• TASK TO COMPLETE: Would you retype all of these records exactly?

——

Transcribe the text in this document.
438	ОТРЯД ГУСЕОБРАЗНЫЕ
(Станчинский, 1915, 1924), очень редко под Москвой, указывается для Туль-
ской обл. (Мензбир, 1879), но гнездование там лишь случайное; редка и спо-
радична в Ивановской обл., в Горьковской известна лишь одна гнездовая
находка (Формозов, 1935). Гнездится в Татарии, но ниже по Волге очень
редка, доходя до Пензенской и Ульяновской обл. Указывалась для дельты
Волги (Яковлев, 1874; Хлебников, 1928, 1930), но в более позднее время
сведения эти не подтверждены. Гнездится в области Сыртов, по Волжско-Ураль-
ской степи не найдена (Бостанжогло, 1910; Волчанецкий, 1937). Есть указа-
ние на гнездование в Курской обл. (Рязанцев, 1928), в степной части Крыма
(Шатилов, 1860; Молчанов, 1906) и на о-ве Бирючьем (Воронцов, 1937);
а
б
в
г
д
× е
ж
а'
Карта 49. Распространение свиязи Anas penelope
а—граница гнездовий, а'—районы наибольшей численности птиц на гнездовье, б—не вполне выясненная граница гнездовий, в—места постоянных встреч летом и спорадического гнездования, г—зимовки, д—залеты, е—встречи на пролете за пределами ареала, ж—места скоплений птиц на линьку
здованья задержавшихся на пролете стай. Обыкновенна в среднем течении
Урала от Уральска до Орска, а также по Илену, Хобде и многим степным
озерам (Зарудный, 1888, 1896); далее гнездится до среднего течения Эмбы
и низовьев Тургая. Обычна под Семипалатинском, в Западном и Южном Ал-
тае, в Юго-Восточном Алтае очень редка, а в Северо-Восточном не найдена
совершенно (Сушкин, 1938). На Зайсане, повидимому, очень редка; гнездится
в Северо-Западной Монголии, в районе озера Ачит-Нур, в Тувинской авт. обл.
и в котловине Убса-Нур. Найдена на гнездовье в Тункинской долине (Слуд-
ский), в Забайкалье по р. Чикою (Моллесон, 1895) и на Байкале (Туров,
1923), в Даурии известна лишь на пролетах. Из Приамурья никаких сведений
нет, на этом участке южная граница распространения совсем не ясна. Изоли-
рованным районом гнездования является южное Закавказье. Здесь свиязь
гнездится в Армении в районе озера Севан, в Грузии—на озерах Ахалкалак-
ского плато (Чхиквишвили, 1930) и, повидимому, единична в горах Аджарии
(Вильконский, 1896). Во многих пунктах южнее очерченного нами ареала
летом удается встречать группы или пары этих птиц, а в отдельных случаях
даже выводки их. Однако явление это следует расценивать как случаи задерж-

——

• EXPECTED ANSWER:
Transcribe the text in this document.
438	ОТРЯД ГУСЕОБРАЗНЫЕ
(Станчинский, 1915, 1924), очень редко под Москвой, указывается для Туль-
ской обл. (Мензбир, 1879), но гнездование там лишь случайное; редка и спо-
радична в Ивановской обл., в Горьковской известна лишь одна гнездовая
находка (Формозов, 1935). Гнездится в Татарии, но ниже по Волге очень
редка, доходя до Пензенской и Ульяновской обл. Указывалась для дельты
Волги (Яковлев, 1874; Хлебников, 1928, 1930), но в более позднее время
сведения эти не подтверждены. Гнездится в области Сыртов, по Волжско-Ураль-
ской степи не найдена (Бостанжогло, 1910; Волчанецкий, 1937). Есть указа-
ние на гнездование в Курской обл. (Рязанцев, 1928), в степной части Крыма
(Шатилов, 1860; Молчанов, 1906) и на о-ве Бирючьем (Воронцов, 1937);
а
б
в
г
д
× е
ж
а'
Карта 49. Распространение свиязи Anas penelope
а—граница гнездовий, а'—районы наибольшей численности птиц на гнездовье, б—не вполне выясненная граница гнездовий, в—места постоянных встреч летом и спорадического гнездования, г—зимовки, д—залеты, е—встречи на пролете за пределами ареала, ж—места скоплений птиц на линьку
здованья задержавшихся на пролете стай. Обыкновенна в среднем течении
Урала от Уральска до Орска, а также по Илену, Хобде и многим степным
озерам (Зарудный, 1888, 1896); далее гнездится до среднего течения Эмбы
и низовьев Тургая. Обычна под Семипалатинском, в Западном и Южном Ал-
тае, в Юго-Восточном Алтае очень редка, а в Северо-Восточном не найдена
совершенно (Сушкин, 1938). На Зайсане, повидимому, очень редка; гнездится
в Северо-Западной Монголии, в районе озера Ачит-Нур, в Тувинской авт. обл.
и в котловине Убса-Нур. Найдена на гнездовье в Тункинской долине (Слуд-
ский), в Забайкалье по р. Чикою (Моллесон, 1895) и на Байкале (Туров,
1923), в Даурии известна лишь на пролетах. Из Приамурья никаких сведений
нет, на этом участке южная граница распространения совсем не ясна. Изоли-
рованным районом гнездования является южное Закавказье. Здесь свиязь
гнездится в Армении в районе озера Севан, в Грузии—на озерах Ахалкалак-
ского плато (Чхиквишвили, 1930) и, повидимому, единична в горах Аджарии
(Вильконский, 1896). Во многих пунктах южнее очерченного нами ареала
летом удается встречать группы или пары этих птиц, а в отдельных случаях
даже выводки их. Однако явление это следует расценивать как случаи задерж-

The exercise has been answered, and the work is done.